▼

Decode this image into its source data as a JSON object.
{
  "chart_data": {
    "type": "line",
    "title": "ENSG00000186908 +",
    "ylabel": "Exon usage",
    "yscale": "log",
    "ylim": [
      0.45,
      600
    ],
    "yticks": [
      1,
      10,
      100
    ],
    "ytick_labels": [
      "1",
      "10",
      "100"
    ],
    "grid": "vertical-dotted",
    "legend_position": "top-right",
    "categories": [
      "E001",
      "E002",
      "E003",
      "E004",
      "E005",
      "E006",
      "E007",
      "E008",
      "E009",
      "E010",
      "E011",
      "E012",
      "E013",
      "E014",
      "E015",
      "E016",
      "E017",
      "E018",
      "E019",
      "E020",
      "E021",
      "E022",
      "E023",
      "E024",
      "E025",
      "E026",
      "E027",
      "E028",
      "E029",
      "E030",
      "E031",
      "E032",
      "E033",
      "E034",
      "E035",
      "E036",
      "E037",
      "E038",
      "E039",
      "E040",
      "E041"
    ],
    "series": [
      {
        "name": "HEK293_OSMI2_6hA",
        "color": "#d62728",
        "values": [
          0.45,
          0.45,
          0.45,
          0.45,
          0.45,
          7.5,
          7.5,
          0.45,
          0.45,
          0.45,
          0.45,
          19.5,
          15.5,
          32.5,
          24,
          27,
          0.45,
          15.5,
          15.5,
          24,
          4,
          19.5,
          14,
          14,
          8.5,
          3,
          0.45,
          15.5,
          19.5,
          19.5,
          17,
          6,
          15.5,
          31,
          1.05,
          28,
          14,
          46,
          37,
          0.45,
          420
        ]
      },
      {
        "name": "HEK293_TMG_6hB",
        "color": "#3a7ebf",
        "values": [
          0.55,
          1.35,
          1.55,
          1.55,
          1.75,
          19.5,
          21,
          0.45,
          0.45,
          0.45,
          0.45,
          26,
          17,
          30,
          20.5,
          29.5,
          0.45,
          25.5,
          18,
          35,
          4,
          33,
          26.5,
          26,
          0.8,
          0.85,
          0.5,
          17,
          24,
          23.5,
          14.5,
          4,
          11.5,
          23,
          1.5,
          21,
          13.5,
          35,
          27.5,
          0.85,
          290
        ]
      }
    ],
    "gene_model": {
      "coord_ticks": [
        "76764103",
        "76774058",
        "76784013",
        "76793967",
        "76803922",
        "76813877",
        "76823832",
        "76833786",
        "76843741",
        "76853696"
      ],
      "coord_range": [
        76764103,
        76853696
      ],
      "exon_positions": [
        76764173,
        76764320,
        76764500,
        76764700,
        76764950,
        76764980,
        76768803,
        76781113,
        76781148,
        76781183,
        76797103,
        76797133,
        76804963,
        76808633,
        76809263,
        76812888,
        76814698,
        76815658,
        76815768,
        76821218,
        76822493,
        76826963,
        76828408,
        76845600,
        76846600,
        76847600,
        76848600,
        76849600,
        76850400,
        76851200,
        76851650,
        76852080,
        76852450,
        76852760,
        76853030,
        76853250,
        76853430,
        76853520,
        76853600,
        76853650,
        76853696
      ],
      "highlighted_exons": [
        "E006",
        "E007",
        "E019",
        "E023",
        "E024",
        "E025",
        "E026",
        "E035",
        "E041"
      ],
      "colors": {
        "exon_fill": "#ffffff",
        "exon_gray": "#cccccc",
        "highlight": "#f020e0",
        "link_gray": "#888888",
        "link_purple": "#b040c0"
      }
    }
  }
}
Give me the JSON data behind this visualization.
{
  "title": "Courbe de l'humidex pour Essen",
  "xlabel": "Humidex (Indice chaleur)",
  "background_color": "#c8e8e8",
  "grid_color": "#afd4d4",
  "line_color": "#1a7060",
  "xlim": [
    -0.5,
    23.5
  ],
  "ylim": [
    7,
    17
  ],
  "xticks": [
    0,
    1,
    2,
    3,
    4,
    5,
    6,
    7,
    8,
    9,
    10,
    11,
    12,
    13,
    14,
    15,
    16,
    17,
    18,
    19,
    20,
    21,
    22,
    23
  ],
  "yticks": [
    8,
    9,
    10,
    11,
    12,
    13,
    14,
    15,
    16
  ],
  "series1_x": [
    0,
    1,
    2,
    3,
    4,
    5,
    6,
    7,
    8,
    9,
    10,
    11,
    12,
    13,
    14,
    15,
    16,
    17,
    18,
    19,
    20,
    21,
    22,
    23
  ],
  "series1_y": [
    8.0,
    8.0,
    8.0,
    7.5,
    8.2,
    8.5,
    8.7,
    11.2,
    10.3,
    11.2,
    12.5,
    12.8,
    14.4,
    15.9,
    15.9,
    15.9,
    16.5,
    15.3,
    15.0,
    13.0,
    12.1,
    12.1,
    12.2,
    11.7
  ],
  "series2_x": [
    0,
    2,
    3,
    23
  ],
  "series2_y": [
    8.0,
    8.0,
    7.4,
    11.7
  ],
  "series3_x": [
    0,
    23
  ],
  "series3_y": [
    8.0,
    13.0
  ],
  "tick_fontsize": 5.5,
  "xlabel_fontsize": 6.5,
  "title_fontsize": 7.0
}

▲

* What to produce: Every line holding "JSON" should be copied out.

* Task response:
Decode this image into its source data as a JSON object.
Give me the JSON data behind this visualization.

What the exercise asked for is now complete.